→ **REQUEST**
Check each line of the data for "Show" and select those that have it.

→ **MATERIAL FOR THIS TASK**
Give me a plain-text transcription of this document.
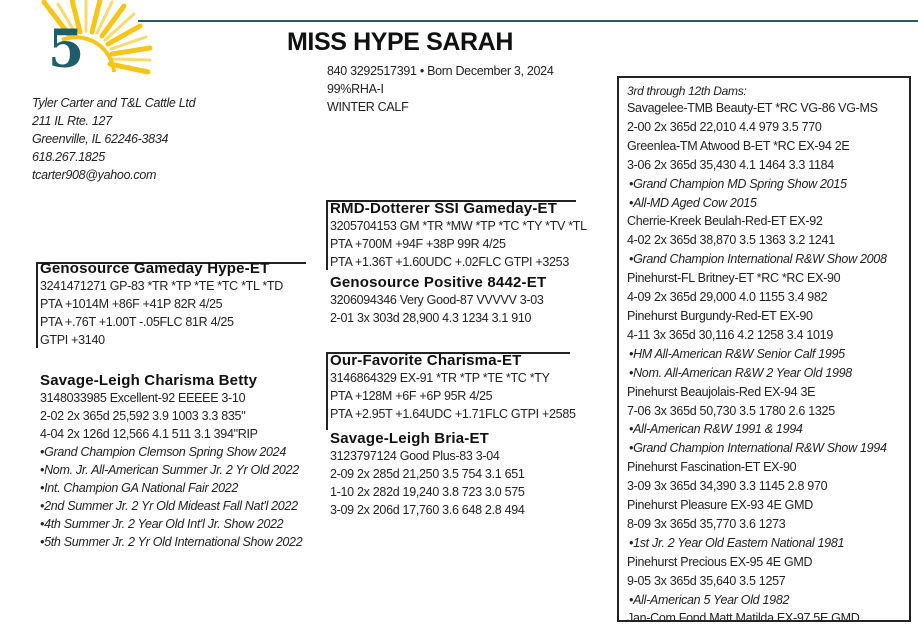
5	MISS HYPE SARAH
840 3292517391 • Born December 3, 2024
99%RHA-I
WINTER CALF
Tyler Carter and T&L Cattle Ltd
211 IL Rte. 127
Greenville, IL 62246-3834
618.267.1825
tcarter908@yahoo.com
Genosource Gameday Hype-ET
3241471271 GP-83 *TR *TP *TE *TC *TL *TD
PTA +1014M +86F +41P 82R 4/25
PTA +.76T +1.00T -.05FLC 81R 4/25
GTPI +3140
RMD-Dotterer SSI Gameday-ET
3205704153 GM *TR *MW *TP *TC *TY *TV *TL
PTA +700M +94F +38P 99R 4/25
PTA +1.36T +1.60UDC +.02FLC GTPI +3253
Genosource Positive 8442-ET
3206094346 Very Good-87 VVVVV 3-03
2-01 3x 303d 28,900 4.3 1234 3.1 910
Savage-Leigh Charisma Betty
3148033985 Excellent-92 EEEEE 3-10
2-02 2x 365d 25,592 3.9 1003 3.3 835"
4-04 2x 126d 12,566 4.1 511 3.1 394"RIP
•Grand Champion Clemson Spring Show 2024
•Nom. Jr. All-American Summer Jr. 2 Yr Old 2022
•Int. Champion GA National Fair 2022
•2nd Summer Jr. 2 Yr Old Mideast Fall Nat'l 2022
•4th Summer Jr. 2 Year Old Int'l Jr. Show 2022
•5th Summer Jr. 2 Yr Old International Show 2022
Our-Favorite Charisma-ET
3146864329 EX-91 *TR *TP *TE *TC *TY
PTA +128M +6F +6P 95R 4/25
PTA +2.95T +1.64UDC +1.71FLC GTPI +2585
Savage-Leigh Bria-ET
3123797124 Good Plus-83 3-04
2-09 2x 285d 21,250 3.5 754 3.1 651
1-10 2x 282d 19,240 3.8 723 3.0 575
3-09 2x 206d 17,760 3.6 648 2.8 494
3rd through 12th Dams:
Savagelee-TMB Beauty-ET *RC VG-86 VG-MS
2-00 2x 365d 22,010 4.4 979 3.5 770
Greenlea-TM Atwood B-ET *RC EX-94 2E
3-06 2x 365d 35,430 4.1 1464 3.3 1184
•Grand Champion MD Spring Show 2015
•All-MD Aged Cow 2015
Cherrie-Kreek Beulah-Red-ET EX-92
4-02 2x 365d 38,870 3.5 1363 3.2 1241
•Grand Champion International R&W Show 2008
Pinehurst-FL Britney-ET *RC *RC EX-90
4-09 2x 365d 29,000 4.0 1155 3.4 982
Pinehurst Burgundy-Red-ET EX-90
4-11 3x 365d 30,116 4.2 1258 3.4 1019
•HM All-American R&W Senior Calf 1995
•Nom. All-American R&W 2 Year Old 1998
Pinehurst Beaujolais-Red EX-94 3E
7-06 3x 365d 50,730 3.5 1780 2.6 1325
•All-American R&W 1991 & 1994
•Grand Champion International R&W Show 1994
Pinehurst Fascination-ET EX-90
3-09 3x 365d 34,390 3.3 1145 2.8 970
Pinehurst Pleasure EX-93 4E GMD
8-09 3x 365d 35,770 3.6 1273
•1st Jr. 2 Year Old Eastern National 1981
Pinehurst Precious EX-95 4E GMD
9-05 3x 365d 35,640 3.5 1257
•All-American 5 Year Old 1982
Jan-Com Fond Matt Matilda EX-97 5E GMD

--

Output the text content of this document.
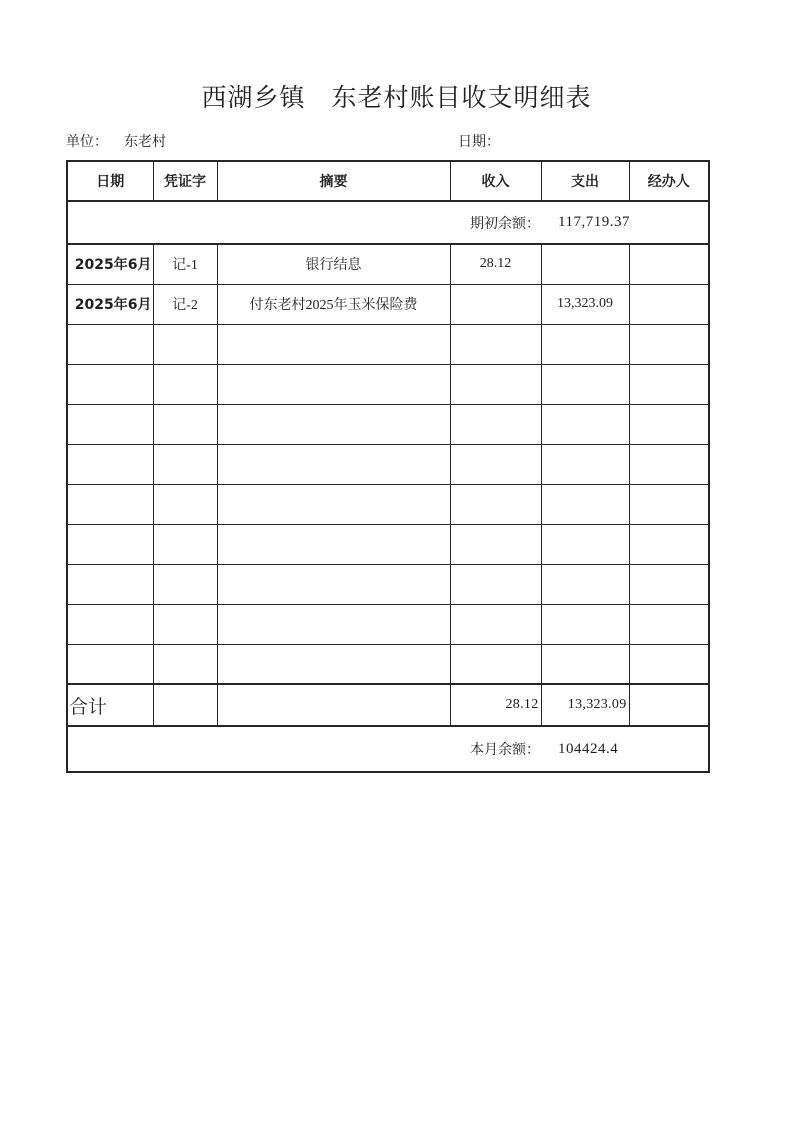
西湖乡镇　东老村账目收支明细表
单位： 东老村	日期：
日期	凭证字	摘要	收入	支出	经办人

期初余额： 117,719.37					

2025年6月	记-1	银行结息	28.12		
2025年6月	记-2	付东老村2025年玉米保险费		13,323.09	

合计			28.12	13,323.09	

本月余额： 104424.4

→ **WRITTEN SOLUTION**
•Grand Champion Clemson Spring Show 2024
•4th Summer Jr. 2 Year Old Int'l Jr. Show 2022
•5th Summer Jr. 2 Yr Old International Show 2022
•Grand Champion MD Spring Show 2015
•Grand Champion International R&W Show 2008
•Grand Champion International R&W Show 1994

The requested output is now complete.